WRITTEN TASK ::
Below are entries; tally how many lines hold the string "Raszei" and answer with only that figure.

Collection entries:
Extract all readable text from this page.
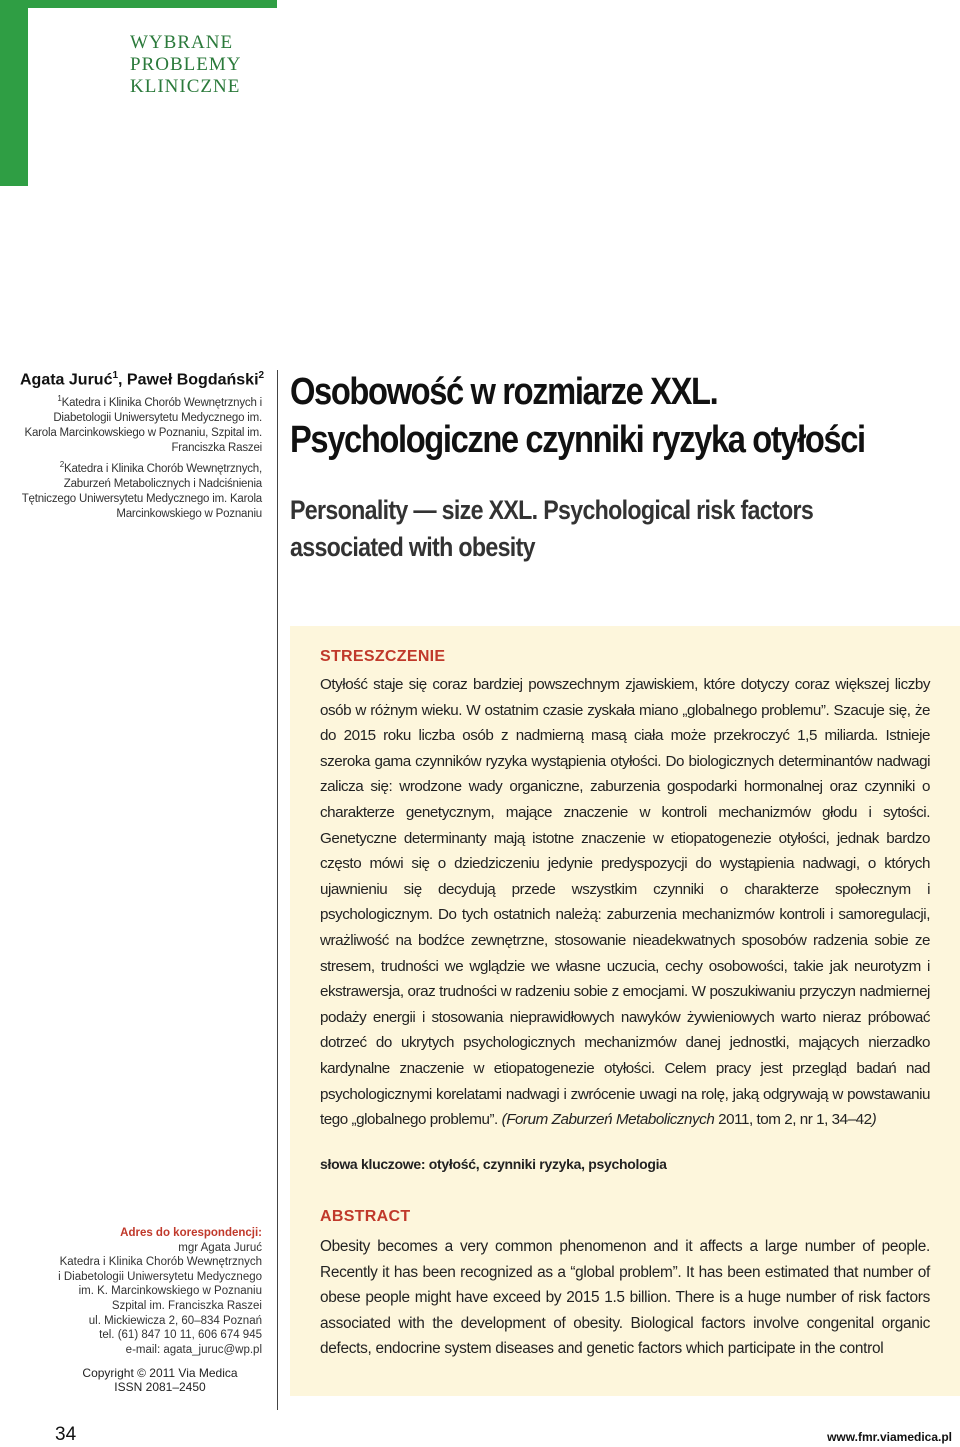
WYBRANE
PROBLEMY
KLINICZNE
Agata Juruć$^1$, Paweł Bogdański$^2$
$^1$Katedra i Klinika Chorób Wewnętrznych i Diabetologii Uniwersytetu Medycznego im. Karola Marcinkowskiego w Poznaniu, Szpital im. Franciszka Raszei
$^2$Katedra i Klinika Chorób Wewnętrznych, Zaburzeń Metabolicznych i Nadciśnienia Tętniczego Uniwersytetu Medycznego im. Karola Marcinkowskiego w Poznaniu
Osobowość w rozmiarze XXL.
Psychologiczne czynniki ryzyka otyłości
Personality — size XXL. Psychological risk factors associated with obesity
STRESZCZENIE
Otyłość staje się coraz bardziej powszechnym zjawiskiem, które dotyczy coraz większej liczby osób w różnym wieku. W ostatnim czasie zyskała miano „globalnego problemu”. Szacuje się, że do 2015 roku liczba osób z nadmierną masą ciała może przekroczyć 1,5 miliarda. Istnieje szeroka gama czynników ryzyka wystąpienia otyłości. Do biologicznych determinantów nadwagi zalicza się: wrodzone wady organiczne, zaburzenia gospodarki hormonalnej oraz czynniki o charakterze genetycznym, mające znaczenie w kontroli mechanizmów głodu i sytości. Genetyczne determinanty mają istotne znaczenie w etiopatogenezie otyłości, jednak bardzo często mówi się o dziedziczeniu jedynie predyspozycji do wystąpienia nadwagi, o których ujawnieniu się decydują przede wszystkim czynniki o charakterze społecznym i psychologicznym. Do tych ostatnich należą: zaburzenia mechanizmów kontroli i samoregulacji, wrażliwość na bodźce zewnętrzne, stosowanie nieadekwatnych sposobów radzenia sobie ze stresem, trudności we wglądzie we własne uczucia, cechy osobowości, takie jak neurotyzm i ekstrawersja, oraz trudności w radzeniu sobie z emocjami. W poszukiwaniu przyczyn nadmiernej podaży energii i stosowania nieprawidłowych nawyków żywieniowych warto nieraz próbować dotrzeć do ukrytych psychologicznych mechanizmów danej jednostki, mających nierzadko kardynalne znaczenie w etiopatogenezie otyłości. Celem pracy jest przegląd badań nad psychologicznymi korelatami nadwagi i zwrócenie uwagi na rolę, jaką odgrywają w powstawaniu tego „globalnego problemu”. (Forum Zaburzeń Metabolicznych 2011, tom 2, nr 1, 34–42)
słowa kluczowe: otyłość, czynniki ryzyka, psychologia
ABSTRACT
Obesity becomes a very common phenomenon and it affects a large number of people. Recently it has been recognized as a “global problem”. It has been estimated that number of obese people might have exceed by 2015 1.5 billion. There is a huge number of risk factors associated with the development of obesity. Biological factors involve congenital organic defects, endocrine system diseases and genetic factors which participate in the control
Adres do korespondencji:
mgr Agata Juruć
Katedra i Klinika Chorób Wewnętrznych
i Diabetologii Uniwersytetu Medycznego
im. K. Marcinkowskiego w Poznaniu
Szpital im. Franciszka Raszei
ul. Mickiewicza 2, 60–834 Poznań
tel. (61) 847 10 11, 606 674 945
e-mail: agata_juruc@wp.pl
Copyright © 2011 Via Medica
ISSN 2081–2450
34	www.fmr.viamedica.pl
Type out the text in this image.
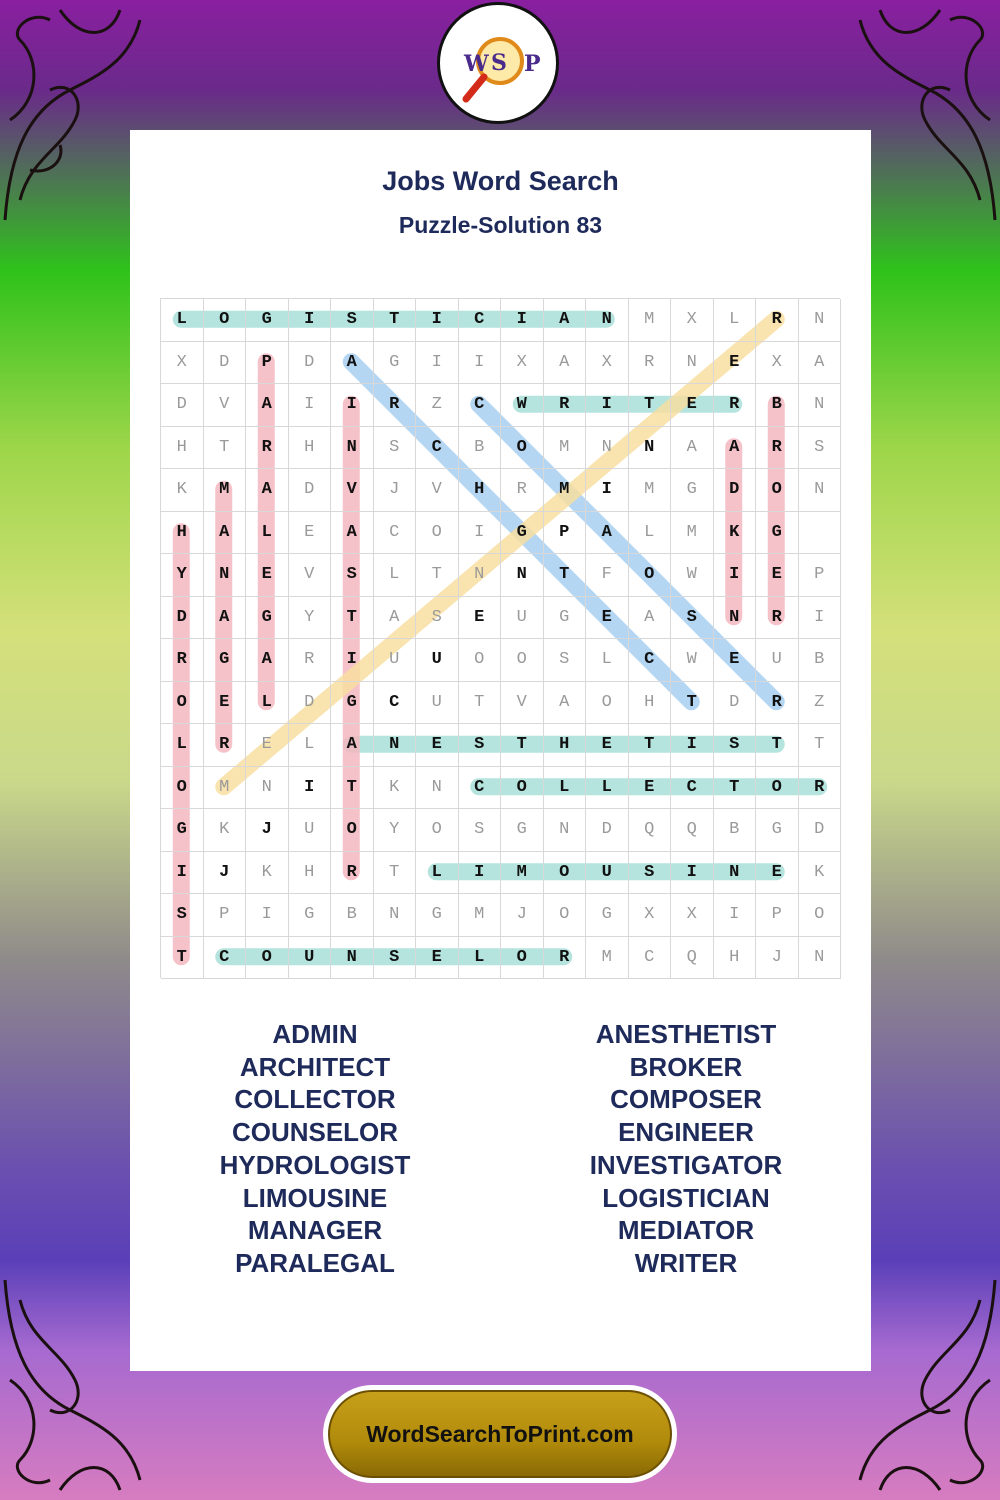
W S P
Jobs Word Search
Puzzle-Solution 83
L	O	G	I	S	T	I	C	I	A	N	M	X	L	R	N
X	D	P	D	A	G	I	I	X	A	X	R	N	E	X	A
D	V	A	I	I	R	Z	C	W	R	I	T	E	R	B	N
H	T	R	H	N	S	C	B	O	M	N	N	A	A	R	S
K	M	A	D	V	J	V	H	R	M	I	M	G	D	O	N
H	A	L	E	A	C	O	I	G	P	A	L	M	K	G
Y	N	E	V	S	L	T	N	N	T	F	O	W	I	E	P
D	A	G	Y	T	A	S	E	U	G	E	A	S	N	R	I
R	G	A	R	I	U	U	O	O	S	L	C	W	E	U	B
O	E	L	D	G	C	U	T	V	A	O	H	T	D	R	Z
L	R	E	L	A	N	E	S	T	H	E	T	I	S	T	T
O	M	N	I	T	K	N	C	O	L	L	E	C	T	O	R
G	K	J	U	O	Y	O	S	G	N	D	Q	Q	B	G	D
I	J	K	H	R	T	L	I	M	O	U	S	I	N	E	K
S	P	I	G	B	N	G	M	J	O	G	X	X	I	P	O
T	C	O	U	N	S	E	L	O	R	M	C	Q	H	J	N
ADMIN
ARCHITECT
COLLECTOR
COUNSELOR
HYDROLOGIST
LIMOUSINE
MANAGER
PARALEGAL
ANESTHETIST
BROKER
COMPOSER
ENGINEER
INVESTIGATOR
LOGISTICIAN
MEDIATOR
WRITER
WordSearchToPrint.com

RESULT FOR THIS TASK ::
2